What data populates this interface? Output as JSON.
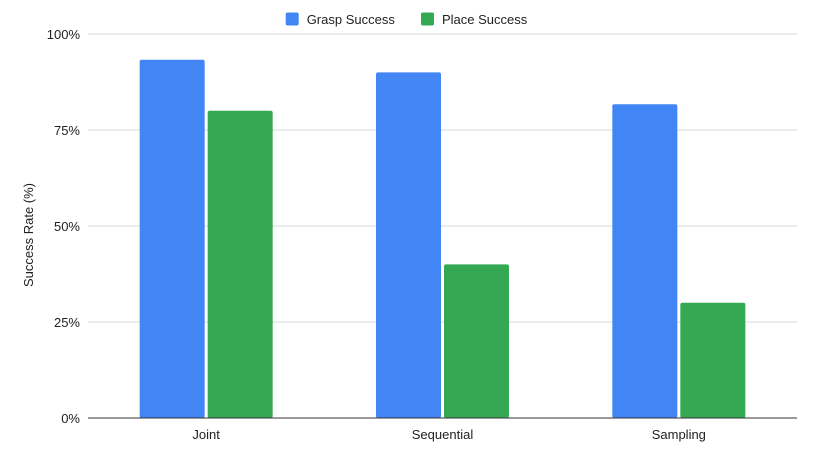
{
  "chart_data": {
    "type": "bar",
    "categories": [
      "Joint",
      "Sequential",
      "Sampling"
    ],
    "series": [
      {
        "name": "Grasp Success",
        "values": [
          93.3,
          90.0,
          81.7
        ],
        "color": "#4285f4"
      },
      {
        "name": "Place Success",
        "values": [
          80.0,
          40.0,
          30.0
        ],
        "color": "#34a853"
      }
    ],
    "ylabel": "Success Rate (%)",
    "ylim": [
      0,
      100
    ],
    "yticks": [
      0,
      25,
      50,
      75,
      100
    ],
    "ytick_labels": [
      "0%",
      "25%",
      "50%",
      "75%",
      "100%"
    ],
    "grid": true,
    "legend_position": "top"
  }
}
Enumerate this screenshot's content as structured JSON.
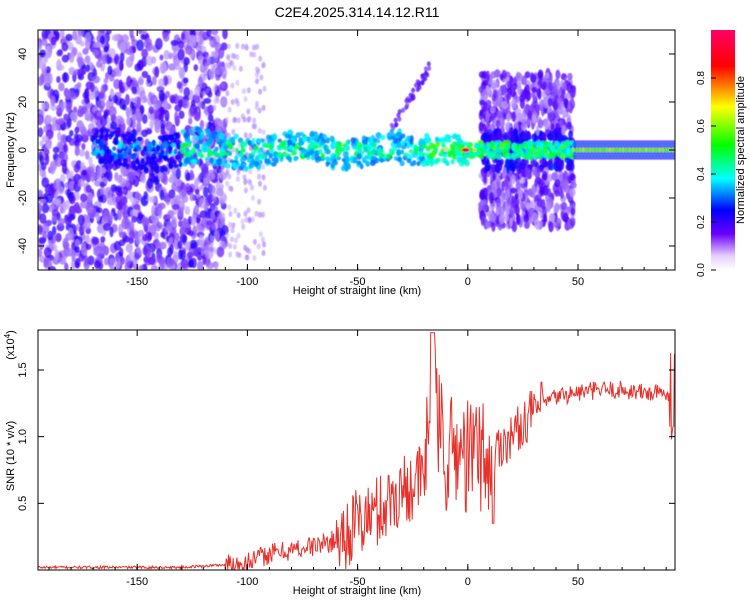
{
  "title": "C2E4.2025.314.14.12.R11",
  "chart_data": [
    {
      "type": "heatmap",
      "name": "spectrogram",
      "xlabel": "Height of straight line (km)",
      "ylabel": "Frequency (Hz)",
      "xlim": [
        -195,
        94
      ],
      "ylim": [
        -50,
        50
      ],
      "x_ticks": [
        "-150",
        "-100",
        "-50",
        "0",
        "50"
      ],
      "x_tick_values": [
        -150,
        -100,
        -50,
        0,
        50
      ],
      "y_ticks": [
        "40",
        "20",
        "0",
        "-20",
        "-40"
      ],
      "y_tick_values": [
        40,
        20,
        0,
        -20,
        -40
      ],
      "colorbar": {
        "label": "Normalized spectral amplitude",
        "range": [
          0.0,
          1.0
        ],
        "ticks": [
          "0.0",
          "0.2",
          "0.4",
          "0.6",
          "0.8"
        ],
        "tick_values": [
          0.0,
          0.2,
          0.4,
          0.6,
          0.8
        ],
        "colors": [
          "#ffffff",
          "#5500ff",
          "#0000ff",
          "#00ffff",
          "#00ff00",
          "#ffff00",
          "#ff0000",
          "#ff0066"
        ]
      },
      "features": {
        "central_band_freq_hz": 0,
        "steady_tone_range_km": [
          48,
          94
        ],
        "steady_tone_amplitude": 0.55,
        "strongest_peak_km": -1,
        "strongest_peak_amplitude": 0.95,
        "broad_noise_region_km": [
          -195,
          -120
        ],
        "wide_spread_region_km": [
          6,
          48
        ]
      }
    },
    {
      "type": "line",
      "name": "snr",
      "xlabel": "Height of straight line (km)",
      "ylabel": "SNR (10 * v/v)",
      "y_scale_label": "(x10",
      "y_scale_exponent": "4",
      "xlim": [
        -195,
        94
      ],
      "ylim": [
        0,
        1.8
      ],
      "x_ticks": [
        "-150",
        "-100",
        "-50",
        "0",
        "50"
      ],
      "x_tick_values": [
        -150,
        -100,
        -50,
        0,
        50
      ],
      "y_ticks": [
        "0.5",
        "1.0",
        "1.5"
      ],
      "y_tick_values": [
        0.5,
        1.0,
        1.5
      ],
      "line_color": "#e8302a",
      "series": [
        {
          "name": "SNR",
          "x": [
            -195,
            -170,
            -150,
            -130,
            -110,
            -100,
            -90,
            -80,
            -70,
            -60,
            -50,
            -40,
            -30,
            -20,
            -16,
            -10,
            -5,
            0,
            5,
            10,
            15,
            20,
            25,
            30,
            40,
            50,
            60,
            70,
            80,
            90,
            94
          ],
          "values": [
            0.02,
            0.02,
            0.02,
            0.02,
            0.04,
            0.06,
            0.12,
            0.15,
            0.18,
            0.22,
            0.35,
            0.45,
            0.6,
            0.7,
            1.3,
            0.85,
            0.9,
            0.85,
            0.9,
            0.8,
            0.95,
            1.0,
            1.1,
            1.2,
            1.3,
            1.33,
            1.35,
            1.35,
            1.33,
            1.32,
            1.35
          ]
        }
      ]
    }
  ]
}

__________

Filter the listing above by the word "this"; copy each line that passes.

What data populates this interface? Output as JSON.
Enumerate this screenshot's content as structured JSON.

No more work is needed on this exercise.